[START OF Data listing]
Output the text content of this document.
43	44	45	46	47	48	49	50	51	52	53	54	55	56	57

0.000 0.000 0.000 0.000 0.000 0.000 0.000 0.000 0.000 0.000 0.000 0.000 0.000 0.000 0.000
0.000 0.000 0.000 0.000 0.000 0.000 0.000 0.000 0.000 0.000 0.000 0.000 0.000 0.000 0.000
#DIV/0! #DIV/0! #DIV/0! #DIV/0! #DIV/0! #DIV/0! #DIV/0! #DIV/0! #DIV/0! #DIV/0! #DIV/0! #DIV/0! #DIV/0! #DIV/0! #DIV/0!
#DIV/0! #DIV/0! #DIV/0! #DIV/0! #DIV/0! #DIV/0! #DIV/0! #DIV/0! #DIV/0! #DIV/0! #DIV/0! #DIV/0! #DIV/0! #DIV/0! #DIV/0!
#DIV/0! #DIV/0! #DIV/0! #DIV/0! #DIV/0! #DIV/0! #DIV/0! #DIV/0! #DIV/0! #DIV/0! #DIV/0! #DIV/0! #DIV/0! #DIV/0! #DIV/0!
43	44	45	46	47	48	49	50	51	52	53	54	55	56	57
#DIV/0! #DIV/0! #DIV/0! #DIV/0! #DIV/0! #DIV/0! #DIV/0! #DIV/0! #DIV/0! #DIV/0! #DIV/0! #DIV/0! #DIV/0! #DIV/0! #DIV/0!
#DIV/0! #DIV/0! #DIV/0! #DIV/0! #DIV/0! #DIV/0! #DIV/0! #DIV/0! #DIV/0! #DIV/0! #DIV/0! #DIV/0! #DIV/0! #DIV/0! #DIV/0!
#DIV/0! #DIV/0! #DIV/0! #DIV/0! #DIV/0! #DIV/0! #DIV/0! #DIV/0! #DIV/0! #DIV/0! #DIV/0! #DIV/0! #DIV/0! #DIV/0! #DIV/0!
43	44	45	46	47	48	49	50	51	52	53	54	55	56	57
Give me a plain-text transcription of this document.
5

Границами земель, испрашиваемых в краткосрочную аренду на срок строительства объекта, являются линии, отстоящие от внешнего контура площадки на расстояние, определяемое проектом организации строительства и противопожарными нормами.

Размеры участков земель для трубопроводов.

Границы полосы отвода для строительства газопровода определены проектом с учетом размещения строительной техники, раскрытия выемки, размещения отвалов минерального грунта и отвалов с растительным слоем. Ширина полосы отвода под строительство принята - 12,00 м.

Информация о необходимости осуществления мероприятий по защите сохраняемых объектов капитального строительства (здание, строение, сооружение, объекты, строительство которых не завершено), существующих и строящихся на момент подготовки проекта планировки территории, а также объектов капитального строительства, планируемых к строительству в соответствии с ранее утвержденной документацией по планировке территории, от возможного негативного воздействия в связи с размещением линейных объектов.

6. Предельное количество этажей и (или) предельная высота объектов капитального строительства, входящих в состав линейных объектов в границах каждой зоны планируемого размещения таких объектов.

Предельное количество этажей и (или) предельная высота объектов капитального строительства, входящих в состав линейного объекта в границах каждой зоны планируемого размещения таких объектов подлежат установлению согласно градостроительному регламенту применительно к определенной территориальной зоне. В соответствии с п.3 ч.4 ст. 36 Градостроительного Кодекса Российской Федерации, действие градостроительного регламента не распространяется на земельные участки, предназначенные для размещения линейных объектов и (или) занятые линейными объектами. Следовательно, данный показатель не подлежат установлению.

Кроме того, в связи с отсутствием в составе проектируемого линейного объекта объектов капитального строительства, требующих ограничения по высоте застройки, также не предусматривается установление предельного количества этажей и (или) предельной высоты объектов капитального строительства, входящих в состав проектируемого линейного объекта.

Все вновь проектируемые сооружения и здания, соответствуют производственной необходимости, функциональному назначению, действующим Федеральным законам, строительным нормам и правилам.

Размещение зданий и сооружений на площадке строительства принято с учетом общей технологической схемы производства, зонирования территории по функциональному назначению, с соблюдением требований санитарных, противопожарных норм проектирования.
[END OF Data listing]
» Description of the task: Pick out each line containing "text" and report it.

» Reply:
Output the text content of this document.
Give me a plain-text transcription of this document.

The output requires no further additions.